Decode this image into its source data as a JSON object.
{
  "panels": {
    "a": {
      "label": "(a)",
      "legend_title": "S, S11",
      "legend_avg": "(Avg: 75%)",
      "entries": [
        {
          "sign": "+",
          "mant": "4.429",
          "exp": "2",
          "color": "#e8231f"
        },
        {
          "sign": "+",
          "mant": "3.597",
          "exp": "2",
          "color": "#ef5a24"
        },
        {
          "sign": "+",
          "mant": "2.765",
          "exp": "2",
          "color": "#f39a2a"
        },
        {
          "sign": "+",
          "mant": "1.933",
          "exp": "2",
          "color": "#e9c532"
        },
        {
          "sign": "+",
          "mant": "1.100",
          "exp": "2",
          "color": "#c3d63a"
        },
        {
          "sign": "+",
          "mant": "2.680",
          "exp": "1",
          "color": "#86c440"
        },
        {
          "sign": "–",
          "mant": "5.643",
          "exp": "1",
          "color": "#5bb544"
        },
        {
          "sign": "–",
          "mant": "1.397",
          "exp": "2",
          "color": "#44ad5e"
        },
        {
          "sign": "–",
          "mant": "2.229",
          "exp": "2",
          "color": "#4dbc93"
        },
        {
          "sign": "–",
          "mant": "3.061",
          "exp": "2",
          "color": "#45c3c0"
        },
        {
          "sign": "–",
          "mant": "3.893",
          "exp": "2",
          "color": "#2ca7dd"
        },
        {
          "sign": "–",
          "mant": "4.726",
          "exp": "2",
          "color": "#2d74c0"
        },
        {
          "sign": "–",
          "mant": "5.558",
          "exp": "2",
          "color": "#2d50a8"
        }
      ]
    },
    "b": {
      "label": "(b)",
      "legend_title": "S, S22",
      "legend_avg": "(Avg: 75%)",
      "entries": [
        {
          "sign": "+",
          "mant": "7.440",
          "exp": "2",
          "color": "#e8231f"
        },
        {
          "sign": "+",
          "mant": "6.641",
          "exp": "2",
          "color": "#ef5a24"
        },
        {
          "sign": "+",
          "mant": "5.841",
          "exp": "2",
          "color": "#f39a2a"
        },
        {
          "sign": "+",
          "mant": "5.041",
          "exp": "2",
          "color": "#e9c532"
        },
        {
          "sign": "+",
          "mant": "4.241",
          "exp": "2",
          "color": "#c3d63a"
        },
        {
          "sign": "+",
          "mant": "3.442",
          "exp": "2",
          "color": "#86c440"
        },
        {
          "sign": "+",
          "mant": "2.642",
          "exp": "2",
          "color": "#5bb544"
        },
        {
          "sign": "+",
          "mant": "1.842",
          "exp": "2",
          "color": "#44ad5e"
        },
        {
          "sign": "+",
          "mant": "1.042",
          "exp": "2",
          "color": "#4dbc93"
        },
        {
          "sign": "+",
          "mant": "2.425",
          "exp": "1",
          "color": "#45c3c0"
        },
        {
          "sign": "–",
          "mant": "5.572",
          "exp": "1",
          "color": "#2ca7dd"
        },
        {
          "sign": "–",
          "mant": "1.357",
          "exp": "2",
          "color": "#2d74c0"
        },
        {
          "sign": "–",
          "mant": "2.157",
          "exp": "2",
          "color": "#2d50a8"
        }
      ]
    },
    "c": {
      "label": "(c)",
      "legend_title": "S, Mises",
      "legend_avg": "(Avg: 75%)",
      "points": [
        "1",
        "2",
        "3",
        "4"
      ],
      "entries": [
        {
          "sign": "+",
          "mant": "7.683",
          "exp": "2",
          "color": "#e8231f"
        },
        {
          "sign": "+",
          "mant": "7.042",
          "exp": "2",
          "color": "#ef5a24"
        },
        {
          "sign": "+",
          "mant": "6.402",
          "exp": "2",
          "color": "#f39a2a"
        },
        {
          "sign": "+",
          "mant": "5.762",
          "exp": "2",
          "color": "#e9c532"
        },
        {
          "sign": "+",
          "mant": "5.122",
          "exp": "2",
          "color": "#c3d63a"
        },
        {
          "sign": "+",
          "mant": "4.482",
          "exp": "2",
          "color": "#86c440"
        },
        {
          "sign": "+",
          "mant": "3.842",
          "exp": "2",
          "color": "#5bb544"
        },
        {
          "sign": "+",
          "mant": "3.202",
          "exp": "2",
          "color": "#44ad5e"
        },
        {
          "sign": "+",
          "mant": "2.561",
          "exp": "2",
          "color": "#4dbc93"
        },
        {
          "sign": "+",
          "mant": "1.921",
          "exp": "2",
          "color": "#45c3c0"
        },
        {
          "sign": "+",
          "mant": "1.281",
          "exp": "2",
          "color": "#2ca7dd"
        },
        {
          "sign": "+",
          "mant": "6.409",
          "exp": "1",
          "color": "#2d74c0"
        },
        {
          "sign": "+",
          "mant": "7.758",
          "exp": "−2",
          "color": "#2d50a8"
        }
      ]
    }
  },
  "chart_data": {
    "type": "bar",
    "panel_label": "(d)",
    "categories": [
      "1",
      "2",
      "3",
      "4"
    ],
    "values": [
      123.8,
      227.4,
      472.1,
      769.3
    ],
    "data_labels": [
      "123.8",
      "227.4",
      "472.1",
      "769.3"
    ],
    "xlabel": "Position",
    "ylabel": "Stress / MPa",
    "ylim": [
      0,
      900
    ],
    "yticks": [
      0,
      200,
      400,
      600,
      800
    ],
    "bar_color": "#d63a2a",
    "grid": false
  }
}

▬▬▬▬▬▬▬▬▬▬

*Work required*:
The data above must be returned in full, exactly as written.

*Exercise answer*:
Decode this image into its source data as a JSON object.
{
  "panels": {
    "a": {
      "label": "(a)",
      "legend_title": "S, S11",
      "legend_avg": "(Avg: 75%)",
      "entries": [
        {
          "sign": "+",
          "mant": "4.429",
          "exp": "2",
          "color": "#e8231f"
        },
        {
          "sign": "+",
          "mant": "3.597",
          "exp": "2",
          "color": "#ef5a24"
        },
        {
          "sign": "+",
          "mant": "2.765",
          "exp": "2",
          "color": "#f39a2a"
        },
        {
          "sign": "+",
          "mant": "1.933",
          "exp": "2",
          "color": "#e9c532"
        },
        {
          "sign": "+",
          "mant": "1.100",
          "exp": "2",
          "color": "#c3d63a"
        },
        {
          "sign": "+",
          "mant": "2.680",
          "exp": "1",
          "color": "#86c440"
        },
        {
          "sign": "–",
          "mant": "5.643",
          "exp": "1",
          "color": "#5bb544"
        },
        {
          "sign": "–",
          "mant": "1.397",
          "exp": "2",
          "color": "#44ad5e"
        },
        {
          "sign": "–",
          "mant": "2.229",
          "exp": "2",
          "color": "#4dbc93"
        },
        {
          "sign": "–",
          "mant": "3.061",
          "exp": "2",
          "color": "#45c3c0"
        },
        {
          "sign": "–",
          "mant": "3.893",
          "exp": "2",
          "color": "#2ca7dd"
        },
        {
          "sign": "–",
          "mant": "4.726",
          "exp": "2",
          "color": "#2d74c0"
        },
        {
          "sign": "–",
          "mant": "5.558",
          "exp": "2",
          "color": "#2d50a8"
        }
      ]
    },
    "b": {
      "label": "(b)",
      "legend_title": "S, S22",
      "legend_avg": "(Avg: 75%)",
      "entries": [
        {
          "sign": "+",
          "mant": "7.440",
          "exp": "2",
          "color": "#e8231f"
        },
        {
          "sign": "+",
          "mant": "6.641",
          "exp": "2",
          "color": "#ef5a24"
        },
        {
          "sign": "+",
          "mant": "5.841",
          "exp": "2",
          "color": "#f39a2a"
        },
        {
          "sign": "+",
          "mant": "5.041",
          "exp": "2",
          "color": "#e9c532"
        },
        {
          "sign": "+",
          "mant": "4.241",
          "exp": "2",
          "color": "#c3d63a"
        },
        {
          "sign": "+",
          "mant": "3.442",
          "exp": "2",
          "color": "#86c440"
        },
        {
          "sign": "+",
          "mant": "2.642",
          "exp": "2",
          "color": "#5bb544"
        },
        {
          "sign": "+",
          "mant": "1.842",
          "exp": "2",
          "color": "#44ad5e"
        },
        {
          "sign": "+",
          "mant": "1.042",
          "exp": "2",
          "color": "#4dbc93"
        },
        {
          "sign": "+",
          "mant": "2.425",
          "exp": "1",
          "color": "#45c3c0"
        },
        {
          "sign": "–",
          "mant": "5.572",
          "exp": "1",
          "color": "#2ca7dd"
        },
        {
          "sign": "–",
          "mant": "1.357",
          "exp": "2",
          "color": "#2d74c0"
        },
        {
          "sign": "–",
          "mant": "2.157",
          "exp": "2",
          "color": "#2d50a8"
        }
      ]
    },
    "c": {
      "label": "(c)",
      "legend_title": "S, Mises",
      "legend_avg": "(Avg: 75%)",
      "points": [
        "1",
        "2",
        "3",
        "4"
      ],
      "entries": [
        {
          "sign": "+",
          "mant": "7.683",
          "exp": "2",
          "color": "#e8231f"
        },
        {
          "sign": "+",
          "mant": "7.042",
          "exp": "2",
          "color": "#ef5a24"
        },
        {
          "sign": "+",
          "mant": "6.402",
          "exp": "2",
          "color": "#f39a2a"
        },
        {
          "sign": "+",
          "mant": "5.762",
          "exp": "2",
          "color": "#e9c532"
        },
        {
          "sign": "+",
          "mant": "5.122",
          "exp": "2",
          "color": "#c3d63a"
        },
        {
          "sign": "+",
          "mant": "4.482",
          "exp": "2",
          "color": "#86c440"
        },
        {
          "sign": "+",
          "mant": "3.842",
          "exp": "2",
          "color": "#5bb544"
        },
        {
          "sign": "+",
          "mant": "3.202",
          "exp": "2",
          "color": "#44ad5e"
        },
        {
          "sign": "+",
          "mant": "2.561",
          "exp": "2",
          "color": "#4dbc93"
        },
        {
          "sign": "+",
          "mant": "1.921",
          "exp": "2",
          "color": "#45c3c0"
        },
        {
          "sign": "+",
          "mant": "1.281",
          "exp": "2",
          "color": "#2ca7dd"
        },
        {
          "sign": "+",
          "mant": "6.409",
          "exp": "1",
          "color": "#2d74c0"
        },
        {
          "sign": "+",
          "mant": "7.758",
          "exp": "−2",
          "color": "#2d50a8"
        }
      ]
    }
  },
  "chart_data": {
    "type": "bar",
    "panel_label": "(d)",
    "categories": [
      "1",
      "2",
      "3",
      "4"
    ],
    "values": [
      123.8,
      227.4,
      472.1,
      769.3
    ],
    "data_labels": [
      "123.8",
      "227.4",
      "472.1",
      "769.3"
    ],
    "xlabel": "Position",
    "ylabel": "Stress / MPa",
    "ylim": [
      0,
      900
    ],
    "yticks": [
      0,
      200,
      400,
      600,
      800
    ],
    "bar_color": "#d63a2a",
    "grid": false
  }
}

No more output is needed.